DIRECTIONS -
Write out the listing beneath this instruction in its entirety, exactly as it reads.

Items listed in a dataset

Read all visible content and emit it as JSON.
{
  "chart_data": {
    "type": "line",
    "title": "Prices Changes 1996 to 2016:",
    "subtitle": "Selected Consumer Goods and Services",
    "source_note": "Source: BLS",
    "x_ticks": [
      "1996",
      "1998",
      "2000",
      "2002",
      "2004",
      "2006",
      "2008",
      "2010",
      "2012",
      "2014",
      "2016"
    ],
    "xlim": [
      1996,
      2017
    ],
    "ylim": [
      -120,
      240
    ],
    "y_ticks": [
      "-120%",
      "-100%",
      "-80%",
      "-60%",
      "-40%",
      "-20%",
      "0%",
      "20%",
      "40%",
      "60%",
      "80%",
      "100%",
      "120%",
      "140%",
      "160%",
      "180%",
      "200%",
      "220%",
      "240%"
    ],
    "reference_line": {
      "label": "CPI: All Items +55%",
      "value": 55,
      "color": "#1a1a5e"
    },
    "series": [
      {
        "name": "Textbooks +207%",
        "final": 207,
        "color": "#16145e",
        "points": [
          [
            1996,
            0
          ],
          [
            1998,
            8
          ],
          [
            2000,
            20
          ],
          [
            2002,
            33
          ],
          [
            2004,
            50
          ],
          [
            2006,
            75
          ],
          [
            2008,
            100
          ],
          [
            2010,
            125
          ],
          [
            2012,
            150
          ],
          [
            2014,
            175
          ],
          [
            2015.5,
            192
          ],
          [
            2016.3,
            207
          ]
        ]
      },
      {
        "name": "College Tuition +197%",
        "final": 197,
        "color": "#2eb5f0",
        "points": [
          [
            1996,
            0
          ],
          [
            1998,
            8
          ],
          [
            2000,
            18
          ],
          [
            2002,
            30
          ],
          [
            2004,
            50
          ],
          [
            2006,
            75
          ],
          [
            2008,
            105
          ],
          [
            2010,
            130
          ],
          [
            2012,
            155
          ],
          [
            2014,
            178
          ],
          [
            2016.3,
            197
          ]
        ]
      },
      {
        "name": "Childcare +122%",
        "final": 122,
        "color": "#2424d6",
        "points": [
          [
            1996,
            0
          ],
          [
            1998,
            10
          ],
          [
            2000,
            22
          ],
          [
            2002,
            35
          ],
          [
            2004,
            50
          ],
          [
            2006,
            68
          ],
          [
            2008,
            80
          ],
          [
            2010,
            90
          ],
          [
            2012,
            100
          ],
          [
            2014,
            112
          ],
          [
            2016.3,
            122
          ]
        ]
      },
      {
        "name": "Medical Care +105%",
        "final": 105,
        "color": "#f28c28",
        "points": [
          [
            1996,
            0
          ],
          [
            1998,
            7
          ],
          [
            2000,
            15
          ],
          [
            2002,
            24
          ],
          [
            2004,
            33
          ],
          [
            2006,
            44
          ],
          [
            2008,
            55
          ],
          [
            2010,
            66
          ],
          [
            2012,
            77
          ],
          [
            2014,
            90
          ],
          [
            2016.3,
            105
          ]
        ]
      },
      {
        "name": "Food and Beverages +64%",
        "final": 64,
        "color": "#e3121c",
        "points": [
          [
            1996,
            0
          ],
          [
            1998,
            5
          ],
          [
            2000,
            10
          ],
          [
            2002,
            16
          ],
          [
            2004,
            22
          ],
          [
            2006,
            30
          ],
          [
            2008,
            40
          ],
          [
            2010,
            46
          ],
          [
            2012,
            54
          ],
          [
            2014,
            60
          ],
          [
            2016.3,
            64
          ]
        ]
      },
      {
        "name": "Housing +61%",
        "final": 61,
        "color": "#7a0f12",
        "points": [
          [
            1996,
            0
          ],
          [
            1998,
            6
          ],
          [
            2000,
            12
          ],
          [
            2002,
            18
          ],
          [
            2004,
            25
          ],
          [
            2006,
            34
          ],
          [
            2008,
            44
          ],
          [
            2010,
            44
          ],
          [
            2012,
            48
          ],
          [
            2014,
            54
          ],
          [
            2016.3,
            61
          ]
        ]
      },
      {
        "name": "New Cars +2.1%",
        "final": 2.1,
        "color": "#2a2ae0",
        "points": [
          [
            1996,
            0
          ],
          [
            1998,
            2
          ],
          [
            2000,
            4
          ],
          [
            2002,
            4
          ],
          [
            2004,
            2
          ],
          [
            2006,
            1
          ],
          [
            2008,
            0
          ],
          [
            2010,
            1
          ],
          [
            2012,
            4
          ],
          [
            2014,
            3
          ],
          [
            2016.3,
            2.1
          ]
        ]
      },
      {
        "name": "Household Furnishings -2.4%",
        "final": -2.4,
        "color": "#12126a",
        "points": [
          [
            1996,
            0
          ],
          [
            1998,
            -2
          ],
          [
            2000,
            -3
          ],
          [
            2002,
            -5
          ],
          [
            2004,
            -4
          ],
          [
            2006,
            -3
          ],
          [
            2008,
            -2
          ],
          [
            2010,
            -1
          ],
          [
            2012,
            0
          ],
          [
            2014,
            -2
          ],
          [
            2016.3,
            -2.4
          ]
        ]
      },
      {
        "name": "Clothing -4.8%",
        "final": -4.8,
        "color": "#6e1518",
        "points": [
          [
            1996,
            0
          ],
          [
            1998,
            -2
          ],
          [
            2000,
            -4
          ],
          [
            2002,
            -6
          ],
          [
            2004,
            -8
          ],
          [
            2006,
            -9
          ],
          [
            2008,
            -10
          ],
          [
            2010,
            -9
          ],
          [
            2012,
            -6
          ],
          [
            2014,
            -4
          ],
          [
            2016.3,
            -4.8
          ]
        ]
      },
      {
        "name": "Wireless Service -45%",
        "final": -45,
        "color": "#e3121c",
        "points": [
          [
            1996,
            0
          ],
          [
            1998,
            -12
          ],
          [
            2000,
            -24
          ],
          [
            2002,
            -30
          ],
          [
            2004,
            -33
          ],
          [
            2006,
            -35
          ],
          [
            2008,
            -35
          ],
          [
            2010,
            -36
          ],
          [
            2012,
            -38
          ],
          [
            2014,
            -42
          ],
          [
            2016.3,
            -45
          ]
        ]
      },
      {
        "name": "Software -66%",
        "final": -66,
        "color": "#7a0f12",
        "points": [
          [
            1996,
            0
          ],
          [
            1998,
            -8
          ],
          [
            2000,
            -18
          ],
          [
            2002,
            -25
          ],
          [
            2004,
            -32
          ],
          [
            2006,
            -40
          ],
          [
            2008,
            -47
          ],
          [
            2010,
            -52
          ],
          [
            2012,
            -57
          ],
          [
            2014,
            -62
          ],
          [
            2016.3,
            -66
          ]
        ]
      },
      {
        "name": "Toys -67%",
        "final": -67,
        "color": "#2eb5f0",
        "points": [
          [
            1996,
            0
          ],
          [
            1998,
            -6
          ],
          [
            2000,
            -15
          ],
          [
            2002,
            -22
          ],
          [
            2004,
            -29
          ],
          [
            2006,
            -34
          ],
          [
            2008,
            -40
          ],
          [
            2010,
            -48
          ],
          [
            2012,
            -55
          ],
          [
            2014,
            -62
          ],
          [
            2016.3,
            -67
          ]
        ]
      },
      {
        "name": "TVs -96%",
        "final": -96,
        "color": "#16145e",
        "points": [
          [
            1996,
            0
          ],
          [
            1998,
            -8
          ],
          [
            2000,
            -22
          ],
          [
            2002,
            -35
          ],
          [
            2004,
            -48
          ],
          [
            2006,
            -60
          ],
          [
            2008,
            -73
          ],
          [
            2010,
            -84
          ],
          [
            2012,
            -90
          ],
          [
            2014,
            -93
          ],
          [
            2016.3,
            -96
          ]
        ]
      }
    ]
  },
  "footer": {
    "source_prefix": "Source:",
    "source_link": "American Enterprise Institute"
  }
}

FINISHED TASK -
Read all visible content and emit it as JSON.
{
  "chart_data": {
    "type": "line",
    "title": "Prices Changes 1996 to 2016:",
    "subtitle": "Selected Consumer Goods and Services",
    "source_note": "Source: BLS",
    "x_ticks": [
      "1996",
      "1998",
      "2000",
      "2002",
      "2004",
      "2006",
      "2008",
      "2010",
      "2012",
      "2014",
      "2016"
    ],
    "xlim": [
      1996,
      2017
    ],
    "ylim": [
      -120,
      240
    ],
    "y_ticks": [
      "-120%",
      "-100%",
      "-80%",
      "-60%",
      "-40%",
      "-20%",
      "0%",
      "20%",
      "40%",
      "60%",
      "80%",
      "100%",
      "120%",
      "140%",
      "160%",
      "180%",
      "200%",
      "220%",
      "240%"
    ],
    "reference_line": {
      "label": "CPI: All Items +55%",
      "value": 55,
      "color": "#1a1a5e"
    },
    "series": [
      {
        "name": "Textbooks +207%",
        "final": 207,
        "color": "#16145e",
        "points": [
          [
            1996,
            0
          ],
          [
            1998,
            8
          ],
          [
            2000,
            20
          ],
          [
            2002,
            33
          ],
          [
            2004,
            50
          ],
          [
            2006,
            75
          ],
          [
            2008,
            100
          ],
          [
            2010,
            125
          ],
          [
            2012,
            150
          ],
          [
            2014,
            175
          ],
          [
            2015.5,
            192
          ],
          [
            2016.3,
            207
          ]
        ]
      },
      {
        "name": "College Tuition +197%",
        "final": 197,
        "color": "#2eb5f0",
        "points": [
          [
            1996,
            0
          ],
          [
            1998,
            8
          ],
          [
            2000,
            18
          ],
          [
            2002,
            30
          ],
          [
            2004,
            50
          ],
          [
            2006,
            75
          ],
          [
            2008,
            105
          ],
          [
            2010,
            130
          ],
          [
            2012,
            155
          ],
          [
            2014,
            178
          ],
          [
            2016.3,
            197
          ]
        ]
      },
      {
        "name": "Childcare +122%",
        "final": 122,
        "color": "#2424d6",
        "points": [
          [
            1996,
            0
          ],
          [
            1998,
            10
          ],
          [
            2000,
            22
          ],
          [
            2002,
            35
          ],
          [
            2004,
            50
          ],
          [
            2006,
            68
          ],
          [
            2008,
            80
          ],
          [
            2010,
            90
          ],
          [
            2012,
            100
          ],
          [
            2014,
            112
          ],
          [
            2016.3,
            122
          ]
        ]
      },
      {
        "name": "Medical Care +105%",
        "final": 105,
        "color": "#f28c28",
        "points": [
          [
            1996,
            0
          ],
          [
            1998,
            7
          ],
          [
            2000,
            15
          ],
          [
            2002,
            24
          ],
          [
            2004,
            33
          ],
          [
            2006,
            44
          ],
          [
            2008,
            55
          ],
          [
            2010,
            66
          ],
          [
            2012,
            77
          ],
          [
            2014,
            90
          ],
          [
            2016.3,
            105
          ]
        ]
      },
      {
        "name": "Food and Beverages +64%",
        "final": 64,
        "color": "#e3121c",
        "points": [
          [
            1996,
            0
          ],
          [
            1998,
            5
          ],
          [
            2000,
            10
          ],
          [
            2002,
            16
          ],
          [
            2004,
            22
          ],
          [
            2006,
            30
          ],
          [
            2008,
            40
          ],
          [
            2010,
            46
          ],
          [
            2012,
            54
          ],
          [
            2014,
            60
          ],
          [
            2016.3,
            64
          ]
        ]
      },
      {
        "name": "Housing +61%",
        "final": 61,
        "color": "#7a0f12",
        "points": [
          [
            1996,
            0
          ],
          [
            1998,
            6
          ],
          [
            2000,
            12
          ],
          [
            2002,
            18
          ],
          [
            2004,
            25
          ],
          [
            2006,
            34
          ],
          [
            2008,
            44
          ],
          [
            2010,
            44
          ],
          [
            2012,
            48
          ],
          [
            2014,
            54
          ],
          [
            2016.3,
            61
          ]
        ]
      },
      {
        "name": "New Cars +2.1%",
        "final": 2.1,
        "color": "#2a2ae0",
        "points": [
          [
            1996,
            0
          ],
          [
            1998,
            2
          ],
          [
            2000,
            4
          ],
          [
            2002,
            4
          ],
          [
            2004,
            2
          ],
          [
            2006,
            1
          ],
          [
            2008,
            0
          ],
          [
            2010,
            1
          ],
          [
            2012,
            4
          ],
          [
            2014,
            3
          ],
          [
            2016.3,
            2.1
          ]
        ]
      },
      {
        "name": "Household Furnishings -2.4%",
        "final": -2.4,
        "color": "#12126a",
        "points": [
          [
            1996,
            0
          ],
          [
            1998,
            -2
          ],
          [
            2000,
            -3
          ],
          [
            2002,
            -5
          ],
          [
            2004,
            -4
          ],
          [
            2006,
            -3
          ],
          [
            2008,
            -2
          ],
          [
            2010,
            -1
          ],
          [
            2012,
            0
          ],
          [
            2014,
            -2
          ],
          [
            2016.3,
            -2.4
          ]
        ]
      },
      {
        "name": "Clothing -4.8%",
        "final": -4.8,
        "color": "#6e1518",
        "points": [
          [
            1996,
            0
          ],
          [
            1998,
            -2
          ],
          [
            2000,
            -4
          ],
          [
            2002,
            -6
          ],
          [
            2004,
            -8
          ],
          [
            2006,
            -9
          ],
          [
            2008,
            -10
          ],
          [
            2010,
            -9
          ],
          [
            2012,
            -6
          ],
          [
            2014,
            -4
          ],
          [
            2016.3,
            -4.8
          ]
        ]
      },
      {
        "name": "Wireless Service -45%",
        "final": -45,
        "color": "#e3121c",
        "points": [
          [
            1996,
            0
          ],
          [
            1998,
            -12
          ],
          [
            2000,
            -24
          ],
          [
            2002,
            -30
          ],
          [
            2004,
            -33
          ],
          [
            2006,
            -35
          ],
          [
            2008,
            -35
          ],
          [
            2010,
            -36
          ],
          [
            2012,
            -38
          ],
          [
            2014,
            -42
          ],
          [
            2016.3,
            -45
          ]
        ]
      },
      {
        "name": "Software -66%",
        "final": -66,
        "color": "#7a0f12",
        "points": [
          [
            1996,
            0
          ],
          [
            1998,
            -8
          ],
          [
            2000,
            -18
          ],
          [
            2002,
            -25
          ],
          [
            2004,
            -32
          ],
          [
            2006,
            -40
          ],
          [
            2008,
            -47
          ],
          [
            2010,
            -52
          ],
          [
            2012,
            -57
          ],
          [
            2014,
            -62
          ],
          [
            2016.3,
            -66
          ]
        ]
      },
      {
        "name": "Toys -67%",
        "final": -67,
        "color": "#2eb5f0",
        "points": [
          [
            1996,
            0
          ],
          [
            1998,
            -6
          ],
          [
            2000,
            -15
          ],
          [
            2002,
            -22
          ],
          [
            2004,
            -29
          ],
          [
            2006,
            -34
          ],
          [
            2008,
            -40
          ],
          [
            2010,
            -48
          ],
          [
            2012,
            -55
          ],
          [
            2014,
            -62
          ],
          [
            2016.3,
            -67
          ]
        ]
      },
      {
        "name": "TVs -96%",
        "final": -96,
        "color": "#16145e",
        "points": [
          [
            1996,
            0
          ],
          [
            1998,
            -8
          ],
          [
            2000,
            -22
          ],
          [
            2002,
            -35
          ],
          [
            2004,
            -48
          ],
          [
            2006,
            -60
          ],
          [
            2008,
            -73
          ],
          [
            2010,
            -84
          ],
          [
            2012,
            -90
          ],
          [
            2014,
            -93
          ],
          [
            2016.3,
            -96
          ]
        ]
      }
    ]
  },
  "footer": {
    "source_prefix": "Source:",
    "source_link": "American Enterprise Institute"
  }
}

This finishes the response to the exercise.